Stored data:

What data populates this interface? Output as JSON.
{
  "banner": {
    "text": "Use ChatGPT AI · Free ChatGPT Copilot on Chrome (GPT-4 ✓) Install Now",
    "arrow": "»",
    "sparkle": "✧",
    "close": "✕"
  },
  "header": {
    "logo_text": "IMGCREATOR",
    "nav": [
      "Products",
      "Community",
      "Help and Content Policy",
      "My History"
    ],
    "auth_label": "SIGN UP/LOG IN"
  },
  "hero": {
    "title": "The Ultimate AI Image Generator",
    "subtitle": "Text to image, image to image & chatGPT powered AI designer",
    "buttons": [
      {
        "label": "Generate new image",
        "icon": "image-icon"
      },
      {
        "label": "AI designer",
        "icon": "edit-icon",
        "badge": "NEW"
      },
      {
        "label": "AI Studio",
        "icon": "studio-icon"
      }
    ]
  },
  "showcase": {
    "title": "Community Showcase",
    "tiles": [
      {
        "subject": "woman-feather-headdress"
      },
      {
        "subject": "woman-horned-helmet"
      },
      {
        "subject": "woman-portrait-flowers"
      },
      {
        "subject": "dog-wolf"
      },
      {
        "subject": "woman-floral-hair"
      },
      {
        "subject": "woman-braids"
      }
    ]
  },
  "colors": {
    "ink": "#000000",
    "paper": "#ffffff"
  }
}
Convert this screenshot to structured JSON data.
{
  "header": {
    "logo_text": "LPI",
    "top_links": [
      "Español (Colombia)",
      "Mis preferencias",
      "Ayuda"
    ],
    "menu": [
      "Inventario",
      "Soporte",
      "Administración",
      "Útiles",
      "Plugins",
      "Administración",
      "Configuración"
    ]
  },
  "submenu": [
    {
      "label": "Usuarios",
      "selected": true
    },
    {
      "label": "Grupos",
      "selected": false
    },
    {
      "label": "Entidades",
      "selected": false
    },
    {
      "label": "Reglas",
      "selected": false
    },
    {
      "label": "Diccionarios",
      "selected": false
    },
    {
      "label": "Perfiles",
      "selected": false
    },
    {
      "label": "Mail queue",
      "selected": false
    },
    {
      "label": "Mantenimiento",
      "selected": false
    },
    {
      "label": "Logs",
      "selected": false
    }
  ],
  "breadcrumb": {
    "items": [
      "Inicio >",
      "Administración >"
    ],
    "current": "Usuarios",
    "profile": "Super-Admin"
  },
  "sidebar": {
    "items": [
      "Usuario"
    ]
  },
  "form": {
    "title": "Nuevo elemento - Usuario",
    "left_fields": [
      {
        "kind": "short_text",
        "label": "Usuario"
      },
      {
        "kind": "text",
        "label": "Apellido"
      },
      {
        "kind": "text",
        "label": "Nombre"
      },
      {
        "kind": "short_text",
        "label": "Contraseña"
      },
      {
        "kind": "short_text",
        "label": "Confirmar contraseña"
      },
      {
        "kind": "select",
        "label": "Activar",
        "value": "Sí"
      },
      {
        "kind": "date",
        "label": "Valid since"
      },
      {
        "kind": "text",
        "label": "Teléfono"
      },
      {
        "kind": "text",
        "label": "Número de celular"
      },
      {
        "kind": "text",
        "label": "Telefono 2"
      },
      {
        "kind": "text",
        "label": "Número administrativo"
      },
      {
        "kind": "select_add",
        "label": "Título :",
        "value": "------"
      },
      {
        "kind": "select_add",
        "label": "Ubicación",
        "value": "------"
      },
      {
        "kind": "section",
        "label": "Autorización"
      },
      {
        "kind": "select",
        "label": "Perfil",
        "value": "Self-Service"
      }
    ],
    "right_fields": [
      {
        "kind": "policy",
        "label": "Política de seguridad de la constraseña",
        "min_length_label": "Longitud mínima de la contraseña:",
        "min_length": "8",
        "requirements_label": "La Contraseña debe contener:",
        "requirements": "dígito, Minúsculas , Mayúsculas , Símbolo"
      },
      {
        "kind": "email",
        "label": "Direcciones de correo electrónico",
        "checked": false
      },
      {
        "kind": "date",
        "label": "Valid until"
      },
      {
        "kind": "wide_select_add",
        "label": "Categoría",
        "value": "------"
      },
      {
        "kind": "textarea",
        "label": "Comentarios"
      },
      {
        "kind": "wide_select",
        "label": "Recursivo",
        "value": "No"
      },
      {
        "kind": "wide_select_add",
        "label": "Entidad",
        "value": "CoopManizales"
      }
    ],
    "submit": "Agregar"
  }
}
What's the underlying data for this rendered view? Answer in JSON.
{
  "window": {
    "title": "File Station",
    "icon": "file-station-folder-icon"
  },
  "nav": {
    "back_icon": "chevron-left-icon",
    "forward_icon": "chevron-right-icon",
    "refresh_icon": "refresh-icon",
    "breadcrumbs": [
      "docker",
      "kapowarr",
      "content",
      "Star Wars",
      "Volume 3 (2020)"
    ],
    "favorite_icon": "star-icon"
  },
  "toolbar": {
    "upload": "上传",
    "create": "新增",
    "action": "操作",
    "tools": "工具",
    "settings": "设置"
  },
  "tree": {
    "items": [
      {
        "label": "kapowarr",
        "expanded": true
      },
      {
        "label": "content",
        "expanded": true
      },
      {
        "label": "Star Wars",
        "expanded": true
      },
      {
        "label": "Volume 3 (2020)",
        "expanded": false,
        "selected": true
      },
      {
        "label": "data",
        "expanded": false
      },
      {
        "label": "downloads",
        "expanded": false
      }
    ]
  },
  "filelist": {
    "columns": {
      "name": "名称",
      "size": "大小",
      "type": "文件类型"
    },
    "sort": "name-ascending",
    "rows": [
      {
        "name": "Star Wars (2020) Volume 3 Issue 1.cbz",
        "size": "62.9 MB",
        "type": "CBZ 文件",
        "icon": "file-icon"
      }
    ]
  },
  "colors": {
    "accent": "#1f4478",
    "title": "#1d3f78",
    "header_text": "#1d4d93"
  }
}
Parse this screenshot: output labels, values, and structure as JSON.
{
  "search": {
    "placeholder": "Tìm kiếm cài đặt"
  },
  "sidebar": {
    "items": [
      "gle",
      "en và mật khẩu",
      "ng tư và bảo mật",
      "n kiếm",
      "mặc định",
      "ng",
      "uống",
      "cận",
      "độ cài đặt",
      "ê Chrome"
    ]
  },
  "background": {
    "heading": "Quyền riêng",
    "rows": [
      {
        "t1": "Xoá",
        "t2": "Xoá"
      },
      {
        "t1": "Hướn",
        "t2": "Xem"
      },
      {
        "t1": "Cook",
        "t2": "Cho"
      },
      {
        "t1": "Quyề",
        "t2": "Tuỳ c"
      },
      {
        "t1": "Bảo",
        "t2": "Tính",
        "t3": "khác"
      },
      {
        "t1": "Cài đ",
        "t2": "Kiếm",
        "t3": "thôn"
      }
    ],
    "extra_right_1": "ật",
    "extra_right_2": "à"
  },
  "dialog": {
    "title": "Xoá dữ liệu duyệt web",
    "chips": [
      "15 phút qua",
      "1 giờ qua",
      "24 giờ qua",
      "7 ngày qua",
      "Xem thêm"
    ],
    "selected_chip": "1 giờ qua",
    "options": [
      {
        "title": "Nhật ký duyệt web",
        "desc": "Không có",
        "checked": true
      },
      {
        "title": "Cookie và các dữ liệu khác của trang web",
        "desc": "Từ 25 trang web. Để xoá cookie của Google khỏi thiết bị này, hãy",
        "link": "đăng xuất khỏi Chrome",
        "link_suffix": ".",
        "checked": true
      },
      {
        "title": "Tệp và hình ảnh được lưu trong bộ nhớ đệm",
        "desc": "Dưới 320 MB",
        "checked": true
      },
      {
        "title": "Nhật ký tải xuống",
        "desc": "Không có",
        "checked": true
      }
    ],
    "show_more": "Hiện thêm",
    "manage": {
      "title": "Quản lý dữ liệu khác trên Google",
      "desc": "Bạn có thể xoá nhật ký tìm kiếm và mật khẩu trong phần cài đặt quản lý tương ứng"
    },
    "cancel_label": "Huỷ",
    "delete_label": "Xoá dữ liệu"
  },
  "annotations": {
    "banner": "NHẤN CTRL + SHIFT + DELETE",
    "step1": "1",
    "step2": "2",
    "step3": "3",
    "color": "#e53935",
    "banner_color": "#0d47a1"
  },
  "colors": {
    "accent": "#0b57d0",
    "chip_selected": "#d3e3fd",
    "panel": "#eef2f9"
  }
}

Written task> Search the data for the string "What" and copy each line where it appears.

Written answer>
What data populates this interface? Output as JSON.
What's the underlying data for this rendered view? Answer in JSON.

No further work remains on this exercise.